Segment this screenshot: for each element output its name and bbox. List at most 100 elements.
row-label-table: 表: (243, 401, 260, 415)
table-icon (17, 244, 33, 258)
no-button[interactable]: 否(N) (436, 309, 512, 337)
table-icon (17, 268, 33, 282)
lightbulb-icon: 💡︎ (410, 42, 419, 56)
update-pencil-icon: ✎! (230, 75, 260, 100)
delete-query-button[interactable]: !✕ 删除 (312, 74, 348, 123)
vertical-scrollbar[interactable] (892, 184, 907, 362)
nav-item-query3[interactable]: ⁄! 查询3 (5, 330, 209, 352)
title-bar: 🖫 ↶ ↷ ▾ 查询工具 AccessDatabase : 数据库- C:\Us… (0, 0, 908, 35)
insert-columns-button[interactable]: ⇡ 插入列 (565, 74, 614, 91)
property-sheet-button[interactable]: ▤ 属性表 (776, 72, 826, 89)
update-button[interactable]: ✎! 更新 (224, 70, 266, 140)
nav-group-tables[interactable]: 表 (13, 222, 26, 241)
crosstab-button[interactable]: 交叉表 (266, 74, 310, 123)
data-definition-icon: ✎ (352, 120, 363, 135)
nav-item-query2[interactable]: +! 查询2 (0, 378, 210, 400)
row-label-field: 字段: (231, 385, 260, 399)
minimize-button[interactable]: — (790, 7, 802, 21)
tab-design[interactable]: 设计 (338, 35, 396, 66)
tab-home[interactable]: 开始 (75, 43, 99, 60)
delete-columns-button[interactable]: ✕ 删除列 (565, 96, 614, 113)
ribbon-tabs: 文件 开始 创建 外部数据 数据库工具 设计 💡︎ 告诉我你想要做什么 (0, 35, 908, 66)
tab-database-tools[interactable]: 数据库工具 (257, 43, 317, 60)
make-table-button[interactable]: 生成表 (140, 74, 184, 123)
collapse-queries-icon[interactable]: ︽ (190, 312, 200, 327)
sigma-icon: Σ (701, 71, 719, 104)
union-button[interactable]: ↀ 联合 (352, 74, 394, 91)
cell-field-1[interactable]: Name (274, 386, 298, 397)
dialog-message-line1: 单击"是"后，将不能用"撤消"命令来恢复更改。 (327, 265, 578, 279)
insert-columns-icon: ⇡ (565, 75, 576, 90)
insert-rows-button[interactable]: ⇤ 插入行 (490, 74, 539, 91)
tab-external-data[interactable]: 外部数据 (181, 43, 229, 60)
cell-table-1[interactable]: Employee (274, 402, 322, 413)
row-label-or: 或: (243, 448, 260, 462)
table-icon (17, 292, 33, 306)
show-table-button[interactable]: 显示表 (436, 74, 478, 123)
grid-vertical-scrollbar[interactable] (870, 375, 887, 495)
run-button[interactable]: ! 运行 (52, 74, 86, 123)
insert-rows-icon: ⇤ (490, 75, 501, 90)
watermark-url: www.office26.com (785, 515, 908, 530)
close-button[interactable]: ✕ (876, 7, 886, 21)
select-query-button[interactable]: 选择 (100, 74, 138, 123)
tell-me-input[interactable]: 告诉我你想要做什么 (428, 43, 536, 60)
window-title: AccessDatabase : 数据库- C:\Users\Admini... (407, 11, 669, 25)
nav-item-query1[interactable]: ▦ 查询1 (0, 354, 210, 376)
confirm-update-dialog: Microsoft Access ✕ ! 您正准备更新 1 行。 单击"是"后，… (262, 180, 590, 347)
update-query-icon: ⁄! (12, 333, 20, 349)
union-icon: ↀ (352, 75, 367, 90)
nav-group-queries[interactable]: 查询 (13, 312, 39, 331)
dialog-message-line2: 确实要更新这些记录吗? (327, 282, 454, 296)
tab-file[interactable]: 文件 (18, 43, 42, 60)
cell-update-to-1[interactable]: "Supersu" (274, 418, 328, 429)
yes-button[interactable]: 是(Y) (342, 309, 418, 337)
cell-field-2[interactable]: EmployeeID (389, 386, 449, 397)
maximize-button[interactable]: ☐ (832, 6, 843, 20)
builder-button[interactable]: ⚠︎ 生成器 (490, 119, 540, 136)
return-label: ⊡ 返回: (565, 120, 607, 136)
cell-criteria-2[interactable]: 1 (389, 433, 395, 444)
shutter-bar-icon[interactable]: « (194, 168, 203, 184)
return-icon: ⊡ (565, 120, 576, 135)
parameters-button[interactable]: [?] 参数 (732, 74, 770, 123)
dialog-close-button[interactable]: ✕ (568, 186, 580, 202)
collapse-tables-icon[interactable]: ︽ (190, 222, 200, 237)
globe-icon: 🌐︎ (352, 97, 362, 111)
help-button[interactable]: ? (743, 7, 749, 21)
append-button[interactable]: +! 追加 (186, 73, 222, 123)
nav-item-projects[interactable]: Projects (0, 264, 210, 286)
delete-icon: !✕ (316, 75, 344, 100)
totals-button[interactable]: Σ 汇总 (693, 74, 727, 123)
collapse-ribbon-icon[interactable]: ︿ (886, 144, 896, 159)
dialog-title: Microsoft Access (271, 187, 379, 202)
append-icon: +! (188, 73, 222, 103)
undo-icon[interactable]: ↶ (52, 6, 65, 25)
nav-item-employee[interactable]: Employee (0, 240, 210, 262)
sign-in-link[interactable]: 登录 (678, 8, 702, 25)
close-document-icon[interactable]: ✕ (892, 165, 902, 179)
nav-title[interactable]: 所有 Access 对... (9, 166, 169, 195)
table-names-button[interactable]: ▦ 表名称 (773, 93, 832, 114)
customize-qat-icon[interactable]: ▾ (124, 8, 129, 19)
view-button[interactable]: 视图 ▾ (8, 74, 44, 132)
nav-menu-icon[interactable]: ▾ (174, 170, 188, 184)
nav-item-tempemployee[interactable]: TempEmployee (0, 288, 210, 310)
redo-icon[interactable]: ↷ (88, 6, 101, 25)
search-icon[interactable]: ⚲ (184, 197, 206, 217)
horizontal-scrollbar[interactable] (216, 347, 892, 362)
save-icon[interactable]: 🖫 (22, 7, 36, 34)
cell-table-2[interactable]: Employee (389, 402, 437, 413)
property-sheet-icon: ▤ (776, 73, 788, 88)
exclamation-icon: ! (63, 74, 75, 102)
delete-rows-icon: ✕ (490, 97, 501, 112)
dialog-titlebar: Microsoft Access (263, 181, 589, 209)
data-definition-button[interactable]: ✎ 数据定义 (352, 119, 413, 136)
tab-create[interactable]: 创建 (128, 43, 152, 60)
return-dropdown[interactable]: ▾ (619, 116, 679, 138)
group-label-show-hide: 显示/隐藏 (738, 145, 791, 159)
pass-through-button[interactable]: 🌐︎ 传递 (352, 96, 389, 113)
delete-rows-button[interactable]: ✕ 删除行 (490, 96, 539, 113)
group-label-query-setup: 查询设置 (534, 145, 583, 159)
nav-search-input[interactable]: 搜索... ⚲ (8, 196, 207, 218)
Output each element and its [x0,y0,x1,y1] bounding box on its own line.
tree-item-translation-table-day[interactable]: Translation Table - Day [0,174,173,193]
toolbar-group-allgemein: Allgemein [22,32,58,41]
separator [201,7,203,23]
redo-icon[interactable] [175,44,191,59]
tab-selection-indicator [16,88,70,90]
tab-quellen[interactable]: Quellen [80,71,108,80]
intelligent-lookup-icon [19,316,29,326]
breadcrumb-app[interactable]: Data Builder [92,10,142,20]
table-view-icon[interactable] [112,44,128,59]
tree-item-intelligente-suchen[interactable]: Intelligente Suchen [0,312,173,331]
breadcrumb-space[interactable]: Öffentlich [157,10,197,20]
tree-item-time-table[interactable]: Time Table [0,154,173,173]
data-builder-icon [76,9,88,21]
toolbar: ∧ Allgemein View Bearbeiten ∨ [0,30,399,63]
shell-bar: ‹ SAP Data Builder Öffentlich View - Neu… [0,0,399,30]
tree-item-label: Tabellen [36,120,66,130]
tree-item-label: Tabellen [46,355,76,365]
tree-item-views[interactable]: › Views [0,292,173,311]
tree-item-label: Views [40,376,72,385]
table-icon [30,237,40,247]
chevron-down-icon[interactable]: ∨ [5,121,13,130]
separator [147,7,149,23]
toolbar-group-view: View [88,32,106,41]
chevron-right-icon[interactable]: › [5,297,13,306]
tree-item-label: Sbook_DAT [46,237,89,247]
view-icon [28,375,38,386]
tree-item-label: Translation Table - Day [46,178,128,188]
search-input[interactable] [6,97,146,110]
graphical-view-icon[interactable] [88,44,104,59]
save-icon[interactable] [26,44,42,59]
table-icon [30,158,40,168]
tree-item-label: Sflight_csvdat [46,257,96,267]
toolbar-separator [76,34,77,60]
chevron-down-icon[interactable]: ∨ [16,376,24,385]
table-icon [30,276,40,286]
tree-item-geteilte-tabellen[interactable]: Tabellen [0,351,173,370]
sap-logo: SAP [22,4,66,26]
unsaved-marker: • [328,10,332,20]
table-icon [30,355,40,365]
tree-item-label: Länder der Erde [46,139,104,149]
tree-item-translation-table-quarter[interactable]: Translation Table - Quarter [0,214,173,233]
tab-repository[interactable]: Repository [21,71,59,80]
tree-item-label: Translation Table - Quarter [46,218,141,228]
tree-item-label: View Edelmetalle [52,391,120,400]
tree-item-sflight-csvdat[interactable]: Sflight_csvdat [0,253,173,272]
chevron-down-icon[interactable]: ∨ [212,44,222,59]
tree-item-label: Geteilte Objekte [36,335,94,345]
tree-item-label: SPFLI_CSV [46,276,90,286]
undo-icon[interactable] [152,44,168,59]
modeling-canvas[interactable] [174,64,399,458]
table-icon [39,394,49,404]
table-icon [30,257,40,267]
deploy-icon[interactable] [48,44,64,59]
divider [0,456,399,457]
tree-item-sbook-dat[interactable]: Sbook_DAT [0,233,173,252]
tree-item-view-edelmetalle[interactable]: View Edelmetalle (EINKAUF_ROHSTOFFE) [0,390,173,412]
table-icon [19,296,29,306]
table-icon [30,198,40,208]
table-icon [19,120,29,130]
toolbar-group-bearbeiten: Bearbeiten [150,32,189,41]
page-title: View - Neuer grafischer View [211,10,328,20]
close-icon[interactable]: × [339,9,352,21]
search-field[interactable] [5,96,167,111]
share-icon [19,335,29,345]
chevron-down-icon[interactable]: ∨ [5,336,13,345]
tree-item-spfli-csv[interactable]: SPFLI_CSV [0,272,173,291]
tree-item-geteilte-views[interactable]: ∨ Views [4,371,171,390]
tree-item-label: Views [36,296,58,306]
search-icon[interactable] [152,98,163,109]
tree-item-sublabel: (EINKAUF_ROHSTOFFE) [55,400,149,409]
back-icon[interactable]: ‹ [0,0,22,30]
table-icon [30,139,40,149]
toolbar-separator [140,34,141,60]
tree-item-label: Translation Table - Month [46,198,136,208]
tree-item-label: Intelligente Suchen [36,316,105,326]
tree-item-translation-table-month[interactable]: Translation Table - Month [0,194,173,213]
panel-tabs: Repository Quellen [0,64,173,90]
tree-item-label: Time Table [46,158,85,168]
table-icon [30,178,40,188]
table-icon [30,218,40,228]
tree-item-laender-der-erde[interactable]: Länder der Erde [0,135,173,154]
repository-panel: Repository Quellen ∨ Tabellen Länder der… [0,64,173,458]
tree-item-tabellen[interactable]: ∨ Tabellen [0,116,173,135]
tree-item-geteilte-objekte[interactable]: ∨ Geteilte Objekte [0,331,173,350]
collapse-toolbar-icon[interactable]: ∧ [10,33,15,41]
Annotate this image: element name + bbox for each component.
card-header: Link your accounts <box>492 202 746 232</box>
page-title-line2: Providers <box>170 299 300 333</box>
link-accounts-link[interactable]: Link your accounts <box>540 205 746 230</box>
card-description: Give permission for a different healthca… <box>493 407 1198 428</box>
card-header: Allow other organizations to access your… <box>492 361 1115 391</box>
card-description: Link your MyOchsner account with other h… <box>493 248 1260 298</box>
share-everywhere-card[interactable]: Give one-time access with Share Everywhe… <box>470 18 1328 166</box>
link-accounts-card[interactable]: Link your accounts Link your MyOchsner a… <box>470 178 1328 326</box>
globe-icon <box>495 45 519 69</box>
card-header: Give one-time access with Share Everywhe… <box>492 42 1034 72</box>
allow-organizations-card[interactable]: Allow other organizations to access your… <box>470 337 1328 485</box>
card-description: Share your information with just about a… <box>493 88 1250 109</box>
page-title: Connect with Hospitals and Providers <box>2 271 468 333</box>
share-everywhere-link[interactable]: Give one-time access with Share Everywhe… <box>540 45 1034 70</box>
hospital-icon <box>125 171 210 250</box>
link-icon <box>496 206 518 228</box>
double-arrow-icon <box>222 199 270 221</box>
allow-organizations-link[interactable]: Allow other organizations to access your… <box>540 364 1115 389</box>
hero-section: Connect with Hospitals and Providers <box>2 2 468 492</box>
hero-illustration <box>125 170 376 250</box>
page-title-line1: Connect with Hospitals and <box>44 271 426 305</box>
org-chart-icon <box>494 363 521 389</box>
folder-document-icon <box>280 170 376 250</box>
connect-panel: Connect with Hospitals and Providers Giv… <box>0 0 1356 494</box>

───

Copy the lines above exactly, from the first line up to and including the line that contains "crosstab-button[interactable]: 交叉表 (266, 74, 310, 123)".

Segment this screenshot: for each element output its name and bbox. List at most 100 elements.
row-label-table: 表: (243, 401, 260, 415)
table-icon (17, 244, 33, 258)
no-button[interactable]: 否(N) (436, 309, 512, 337)
table-icon (17, 268, 33, 282)
lightbulb-icon: 💡︎ (410, 42, 419, 56)
update-pencil-icon: ✎! (230, 75, 260, 100)
delete-query-button[interactable]: !✕ 删除 (312, 74, 348, 123)
vertical-scrollbar[interactable] (892, 184, 907, 362)
nav-item-query3[interactable]: ⁄! 查询3 (5, 330, 209, 352)
title-bar: 🖫 ↶ ↷ ▾ 查询工具 AccessDatabase : 数据库- C:\Us… (0, 0, 908, 35)
insert-columns-button[interactable]: ⇡ 插入列 (565, 74, 614, 91)
property-sheet-button[interactable]: ▤ 属性表 (776, 72, 826, 89)
update-button[interactable]: ✎! 更新 (224, 70, 266, 140)
nav-group-tables[interactable]: 表 (13, 222, 26, 241)
crosstab-button[interactable]: 交叉表 (266, 74, 310, 123)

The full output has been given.